Stored entries:
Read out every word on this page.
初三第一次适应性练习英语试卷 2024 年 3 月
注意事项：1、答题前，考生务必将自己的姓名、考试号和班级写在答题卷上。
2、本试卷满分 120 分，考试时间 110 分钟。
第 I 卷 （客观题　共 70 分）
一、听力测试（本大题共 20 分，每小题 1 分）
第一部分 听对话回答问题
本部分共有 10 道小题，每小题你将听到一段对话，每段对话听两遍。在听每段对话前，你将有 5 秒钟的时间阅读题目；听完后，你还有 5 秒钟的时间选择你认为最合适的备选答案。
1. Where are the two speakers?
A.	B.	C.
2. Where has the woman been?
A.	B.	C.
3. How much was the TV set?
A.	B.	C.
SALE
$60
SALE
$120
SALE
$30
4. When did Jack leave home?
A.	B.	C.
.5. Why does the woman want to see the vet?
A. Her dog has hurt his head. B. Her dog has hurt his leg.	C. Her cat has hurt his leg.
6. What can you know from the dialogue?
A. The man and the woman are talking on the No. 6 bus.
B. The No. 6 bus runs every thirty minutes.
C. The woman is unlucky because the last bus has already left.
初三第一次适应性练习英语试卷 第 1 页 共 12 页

◆ **GOAL OF THE EXERCISE**
Reproduce the data in its entirety, matching each character.

◆ **SOLUTION TO THIS TASK**
Read out every word on this page.
初三第一次适应性练习英语试卷 2024 年 3 月
注意事项：1、答题前，考生务必将自己的姓名、考试号和班级写在答题卷上。
2、本试卷满分 120 分，考试时间 110 分钟。
第 I 卷 （客观题　共 70 分）
一、听力测试（本大题共 20 分，每小题 1 分）
第一部分 听对话回答问题
本部分共有 10 道小题，每小题你将听到一段对话，每段对话听两遍。在听每段对话前，你将有 5 秒钟的时间阅读题目；听完后，你还有 5 秒钟的时间选择你认为最合适的备选答案。
1. Where are the two speakers?
A.	B.	C.
2. Where has the woman been?
A.	B.	C.
3. How much was the TV set?
A.	B.	C.
SALE
$60
SALE
$120
SALE
$30
4. When did Jack leave home?
A.	B.	C.
.5. Why does the woman want to see the vet?
A. Her dog has hurt his head. B. Her dog has hurt his leg.	C. Her cat has hurt his leg.
6. What can you know from the dialogue?
A. The man and the woman are talking on the No. 6 bus.
B. The No. 6 bus runs every thirty minutes.
C. The woman is unlucky because the last bus has already left.
初三第一次适应性练习英语试卷 第 1 页 共 12 页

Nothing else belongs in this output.